• [Exercise objective]:
Search the entries below for "JSON", and copy each line where it appears.

• [Data to process]:
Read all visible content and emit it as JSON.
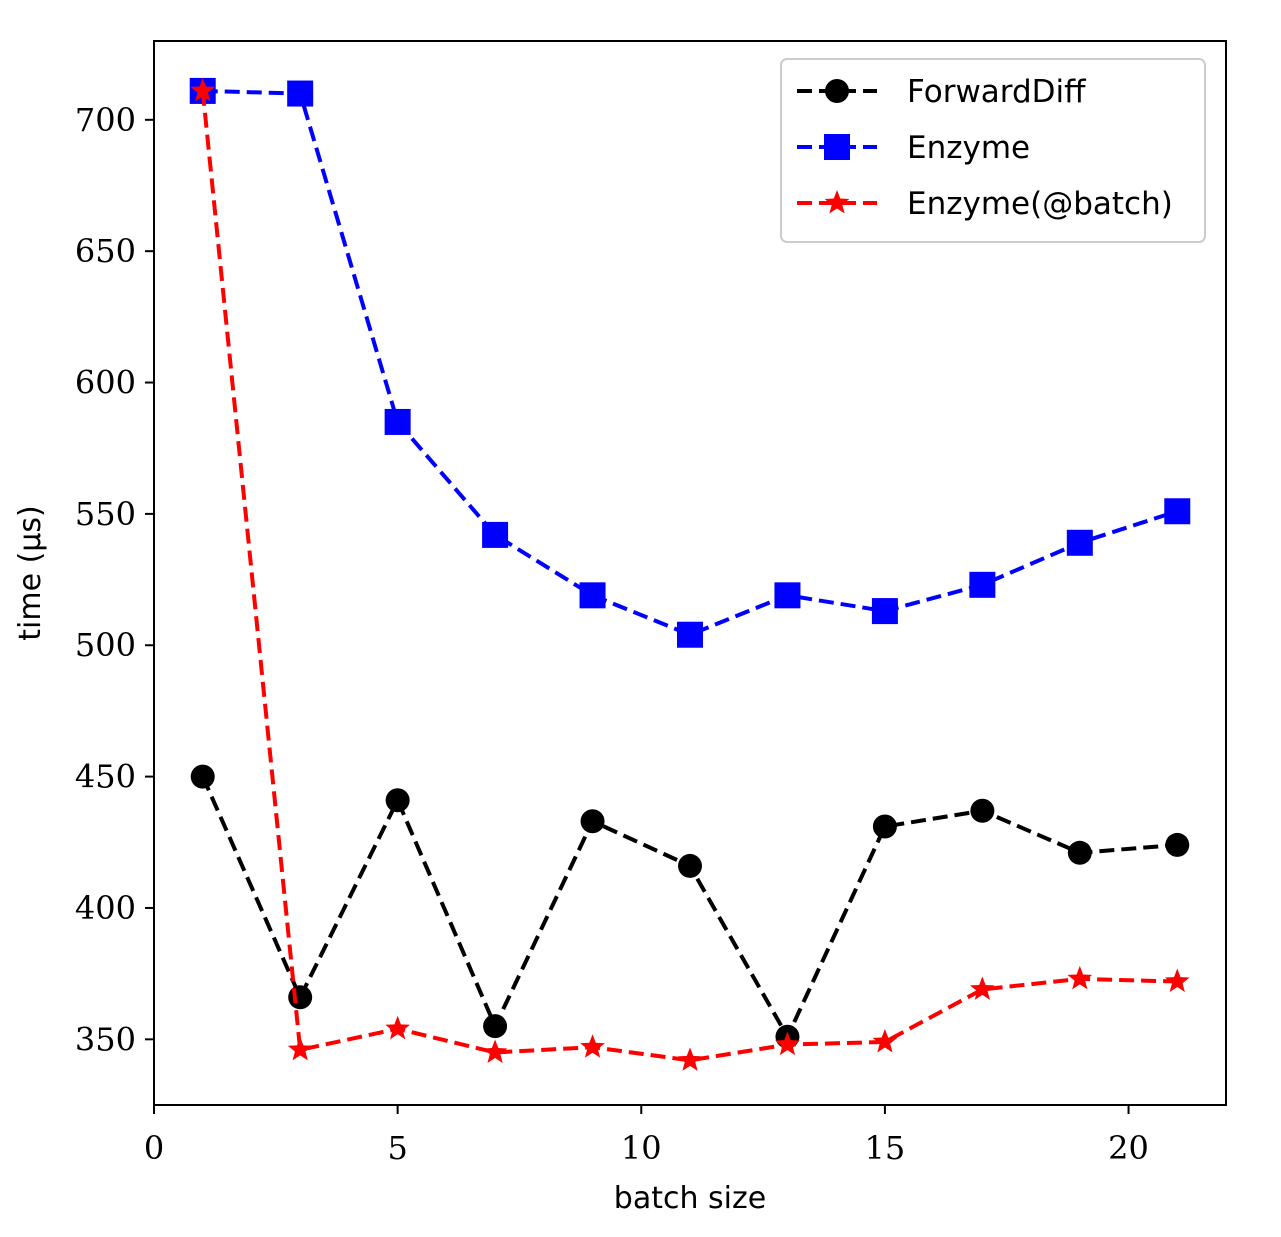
{
  "chart_data": {
    "type": "line",
    "title": "",
    "xlabel": "batch size",
    "ylabel": "time (μs)",
    "xlim": [
      0,
      22
    ],
    "ylim": [
      325,
      730
    ],
    "xticks": [
      0,
      5,
      10,
      15,
      20
    ],
    "yticks": [
      350,
      400,
      450,
      500,
      550,
      600,
      650,
      700
    ],
    "grid": false,
    "legend_position": "top-right",
    "x": [
      1,
      3,
      5,
      7,
      9,
      11,
      13,
      15,
      17,
      19,
      21
    ],
    "series": [
      {
        "name": "ForwardDiff",
        "color": "#000000",
        "marker": "circle",
        "linestyle": "dashed",
        "values": [
          450,
          366,
          441,
          355,
          433,
          416,
          351,
          431,
          437,
          421,
          424
        ]
      },
      {
        "name": "Enzyme",
        "color": "#0000ff",
        "marker": "square",
        "linestyle": "dashed",
        "values": [
          711,
          710,
          585,
          542,
          519,
          504,
          519,
          513,
          523,
          539,
          551
        ]
      },
      {
        "name": "Enzyme(@batch)",
        "color": "#ff0000",
        "marker": "star",
        "linestyle": "dashed",
        "values": [
          711,
          346,
          354,
          345,
          347,
          342,
          348,
          349,
          369,
          373,
          372
        ]
      }
    ]
  }
}
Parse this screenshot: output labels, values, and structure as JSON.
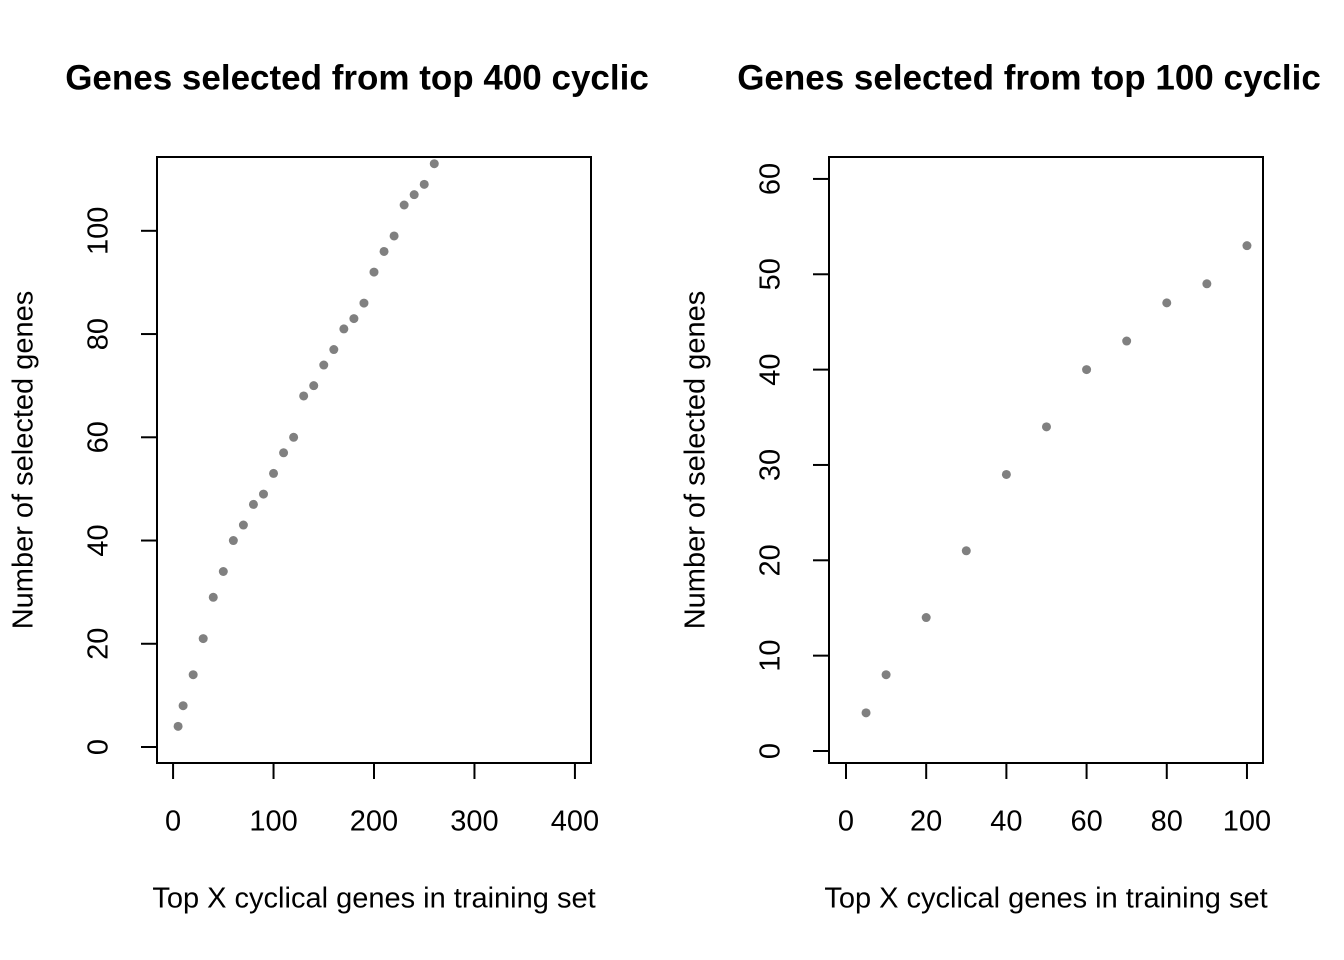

• [Response]:
Read all visible content and emit it as JSON.
Parse this screenshot: output labels, values, and structure as JSON.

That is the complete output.